■ DO THIS ■
Lines containing the string "color" are to be counted; report only how many there are.

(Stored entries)
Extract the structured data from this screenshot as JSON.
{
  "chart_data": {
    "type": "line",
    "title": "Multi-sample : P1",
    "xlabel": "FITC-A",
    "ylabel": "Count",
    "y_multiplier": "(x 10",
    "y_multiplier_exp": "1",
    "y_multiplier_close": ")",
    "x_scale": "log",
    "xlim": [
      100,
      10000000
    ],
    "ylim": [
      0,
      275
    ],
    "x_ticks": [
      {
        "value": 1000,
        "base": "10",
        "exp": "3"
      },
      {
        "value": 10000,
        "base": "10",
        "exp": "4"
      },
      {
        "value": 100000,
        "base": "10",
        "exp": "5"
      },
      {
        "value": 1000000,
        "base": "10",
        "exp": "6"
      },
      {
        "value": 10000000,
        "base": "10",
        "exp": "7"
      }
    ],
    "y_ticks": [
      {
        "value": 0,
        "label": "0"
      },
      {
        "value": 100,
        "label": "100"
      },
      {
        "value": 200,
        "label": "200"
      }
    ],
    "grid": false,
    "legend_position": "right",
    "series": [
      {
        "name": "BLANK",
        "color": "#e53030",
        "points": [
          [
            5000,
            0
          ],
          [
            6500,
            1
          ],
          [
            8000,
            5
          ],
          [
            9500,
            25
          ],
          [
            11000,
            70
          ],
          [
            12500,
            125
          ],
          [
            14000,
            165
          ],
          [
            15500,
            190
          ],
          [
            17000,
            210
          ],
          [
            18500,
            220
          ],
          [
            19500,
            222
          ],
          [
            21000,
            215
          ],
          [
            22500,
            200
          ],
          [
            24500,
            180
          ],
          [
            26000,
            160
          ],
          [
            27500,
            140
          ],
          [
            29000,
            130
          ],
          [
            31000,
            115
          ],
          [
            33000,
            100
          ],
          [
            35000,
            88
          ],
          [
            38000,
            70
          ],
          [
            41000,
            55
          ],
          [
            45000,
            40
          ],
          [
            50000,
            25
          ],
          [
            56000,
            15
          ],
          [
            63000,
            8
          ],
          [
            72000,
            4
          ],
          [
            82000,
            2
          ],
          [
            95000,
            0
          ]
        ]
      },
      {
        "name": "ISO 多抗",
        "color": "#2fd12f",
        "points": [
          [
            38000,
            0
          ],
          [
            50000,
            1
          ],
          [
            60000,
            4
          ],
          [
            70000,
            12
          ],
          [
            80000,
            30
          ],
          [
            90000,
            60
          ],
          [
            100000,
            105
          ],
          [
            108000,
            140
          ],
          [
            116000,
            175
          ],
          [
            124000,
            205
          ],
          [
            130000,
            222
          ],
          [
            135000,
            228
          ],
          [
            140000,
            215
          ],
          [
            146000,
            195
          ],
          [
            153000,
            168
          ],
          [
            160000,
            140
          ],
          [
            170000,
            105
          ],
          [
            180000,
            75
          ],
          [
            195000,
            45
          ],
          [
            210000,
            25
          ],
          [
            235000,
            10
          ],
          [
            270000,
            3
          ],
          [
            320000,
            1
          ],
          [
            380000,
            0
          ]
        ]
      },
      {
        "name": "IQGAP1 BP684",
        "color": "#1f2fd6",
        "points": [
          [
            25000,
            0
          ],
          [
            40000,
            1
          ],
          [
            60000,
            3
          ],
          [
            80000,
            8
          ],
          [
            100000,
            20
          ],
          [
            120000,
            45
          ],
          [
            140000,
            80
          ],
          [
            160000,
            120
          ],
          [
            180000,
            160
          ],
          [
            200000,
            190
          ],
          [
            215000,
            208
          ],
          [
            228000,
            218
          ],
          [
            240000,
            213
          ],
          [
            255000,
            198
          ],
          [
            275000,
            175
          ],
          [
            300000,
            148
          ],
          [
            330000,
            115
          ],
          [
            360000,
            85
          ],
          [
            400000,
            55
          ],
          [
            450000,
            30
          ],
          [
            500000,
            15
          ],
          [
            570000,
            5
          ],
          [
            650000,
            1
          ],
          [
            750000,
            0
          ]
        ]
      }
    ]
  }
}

■ COMPLETE OUTPUT ■
3